§ Supplied records
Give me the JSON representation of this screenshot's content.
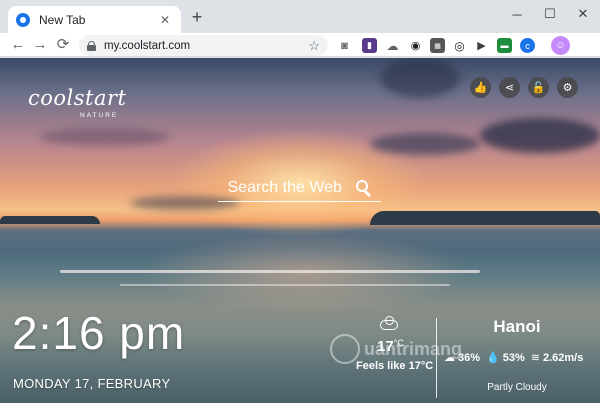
{
  "browser": {
    "tab": {
      "title": "New Tab"
    },
    "new_tab_label": "+",
    "window_controls": {
      "minimize": "─",
      "maximize": "☐",
      "close": "✕"
    },
    "nav": {
      "back": "←",
      "forward": "→",
      "reload": "⟳"
    },
    "address_bar": {
      "url": "my.coolstart.com"
    },
    "icons": {
      "favicon": "coolstart-favicon",
      "lock": "lock-icon",
      "bookmark": "star-icon",
      "extensions": [
        "camera-icon",
        "phone-icon",
        "cloud-download-icon",
        "camera-alt-icon",
        "ruler-icon",
        "eye-icon",
        "play-icon",
        "gallery-icon",
        "coolstart-ext-icon",
        "profile-avatar"
      ]
    }
  },
  "page": {
    "logo": {
      "main": "coolstart",
      "sub": "NATURE"
    },
    "actions": [
      {
        "name": "like",
        "glyph": "👍"
      },
      {
        "name": "share",
        "glyph": "⋖"
      },
      {
        "name": "lock",
        "glyph": "🔓"
      },
      {
        "name": "settings",
        "glyph": "⚙"
      }
    ],
    "search": {
      "placeholder": "Search the Web"
    },
    "clock": {
      "time": "2:16 pm",
      "date": "MONDAY 17, FEBRUARY"
    },
    "weather": {
      "temperature": "17",
      "temperature_unit": "°C",
      "feels_like": "Feels like 17°C",
      "city": "Hanoi",
      "cloud_cover": "36%",
      "humidity": "53%",
      "wind": "2.62m/s",
      "condition": "Partly Cloudy",
      "icons": {
        "main": "cloud-icon",
        "clouds": "cloud-small-icon",
        "humidity": "drop-icon",
        "wind": "wind-icon"
      }
    },
    "watermark": "uantrimang"
  }
}
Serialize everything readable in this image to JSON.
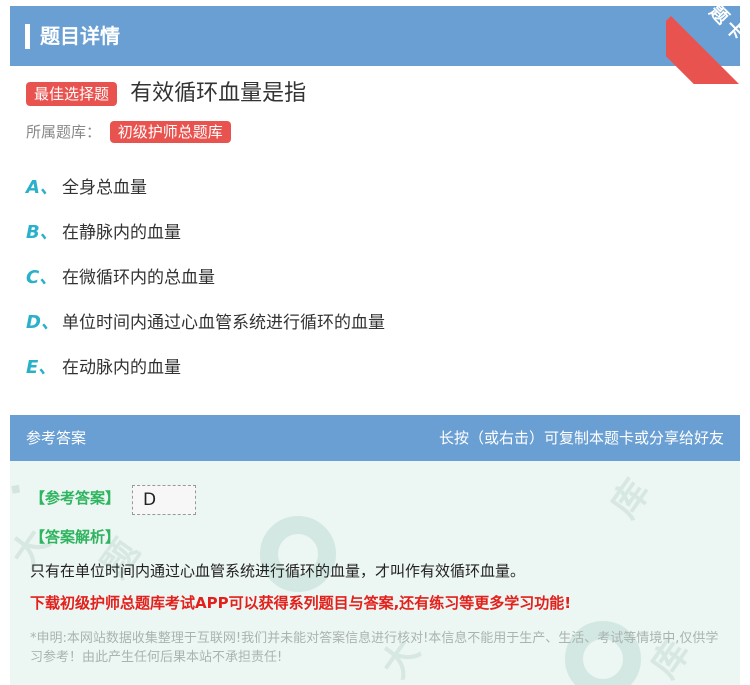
{
  "header": {
    "title": "题目详情",
    "ribbon_label": "题卡"
  },
  "question": {
    "badge": "最佳选择题",
    "text": "有效循环血量是指",
    "bank_label": "所属题库：",
    "bank_name": "初级护师总题库"
  },
  "options": [
    {
      "letter": "A、",
      "text": "全身总血量"
    },
    {
      "letter": "B、",
      "text": "在静脉内的血量"
    },
    {
      "letter": "C、",
      "text": "在微循环内的总血量"
    },
    {
      "letter": "D、",
      "text": "单位时间内通过心血管系统进行循环的血量"
    },
    {
      "letter": "E、",
      "text": "在动脉内的血量"
    }
  ],
  "answer_section": {
    "title": "参考答案",
    "hint": "长按（或右击）可复制本题卡或分享给好友",
    "answer_label": "【参考答案】",
    "answer_value": "D",
    "analysis_label": "【答案解析】",
    "analysis_text": "只有在单位时间内通过心血管系统进行循环的血量，才叫作有效循环血量。",
    "promo": "下载初级护师总题库考试APP可以获得系列题目与答案,还有练习等更多学习功能!",
    "disclaimer": "*申明:本网站数据收集整理于互联网!我们并未能对答案信息进行核对!本信息不能用于生产、生活、考试等情境中,仅供学习参考！由此产生任何后果本站不承担责任!"
  },
  "colors": {
    "header_bg": "#6a9fd3",
    "accent_red": "#e9534f",
    "option_letter": "#2bb0c9",
    "answer_green": "#2fb45f",
    "promo_red": "#e3201b"
  }
}
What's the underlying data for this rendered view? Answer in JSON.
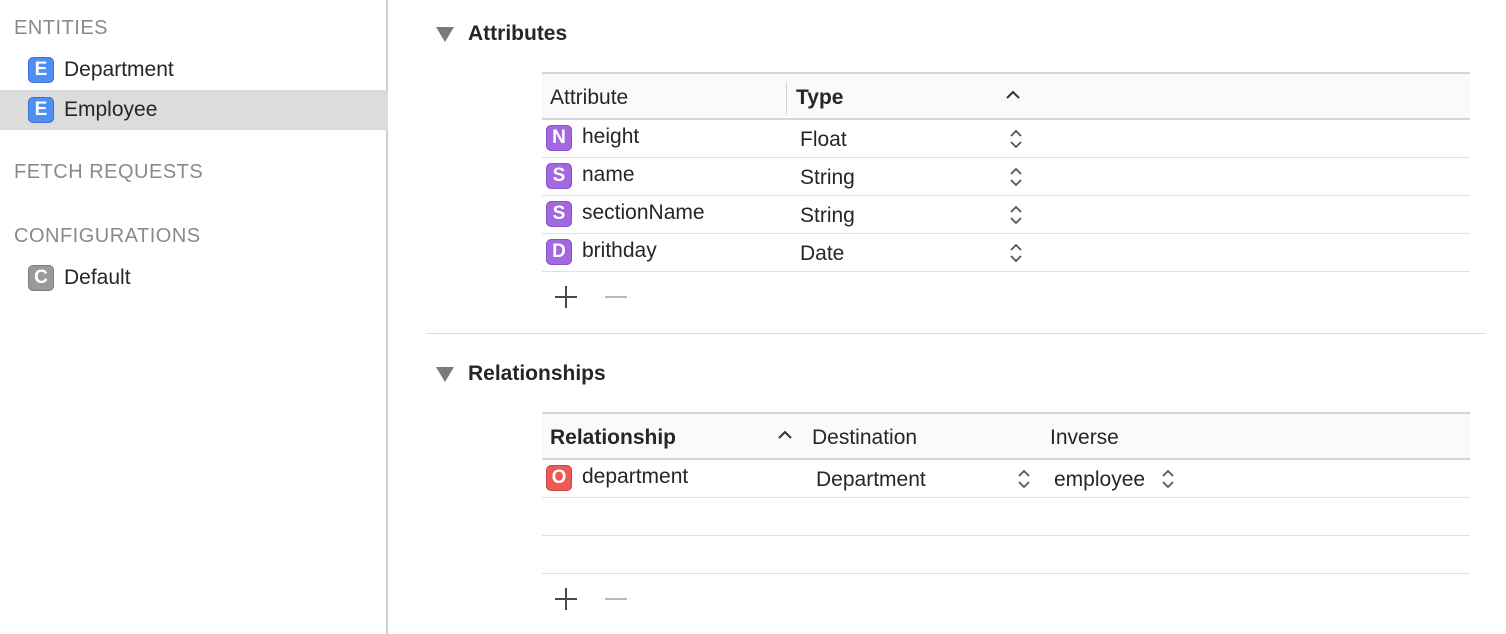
{
  "sidebar": {
    "entities_header": "ENTITIES",
    "entities": [
      {
        "badge": "E",
        "label": "Department",
        "selected": false
      },
      {
        "badge": "E",
        "label": "Employee",
        "selected": true
      }
    ],
    "fetch_requests_header": "FETCH REQUESTS",
    "configurations_header": "CONFIGURATIONS",
    "configurations": [
      {
        "badge": "C",
        "label": "Default"
      }
    ]
  },
  "attributes": {
    "title": "Attributes",
    "columns": {
      "attribute": "Attribute",
      "type": "Type"
    },
    "rows": [
      {
        "badge": "N",
        "name": "height",
        "type": "Float"
      },
      {
        "badge": "S",
        "name": "name",
        "type": "String"
      },
      {
        "badge": "S",
        "name": "sectionName",
        "type": "String"
      },
      {
        "badge": "D",
        "name": "brithday",
        "type": "Date"
      }
    ]
  },
  "relationships": {
    "title": "Relationships",
    "columns": {
      "relationship": "Relationship",
      "destination": "Destination",
      "inverse": "Inverse"
    },
    "rows": [
      {
        "badge": "O",
        "name": "department",
        "destination": "Department",
        "inverse": "employee"
      }
    ]
  },
  "icons": {
    "disclosure": "disclosure-triangle-down-icon",
    "sort": "chevron-up-icon",
    "stepper": "up-down-stepper-icon",
    "add": "plus-icon",
    "remove": "minus-icon"
  },
  "colors": {
    "entity_badge": "#4f8ef2",
    "attribute_badge": "#a367e0",
    "relationship_badge": "#ec5a55",
    "config_badge": "#9a9a9a",
    "selection": "#dcdcdc"
  }
}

§ Task goal
Figure out how many lines above include the string "type", then report that number and nothing else.

§ Solution
5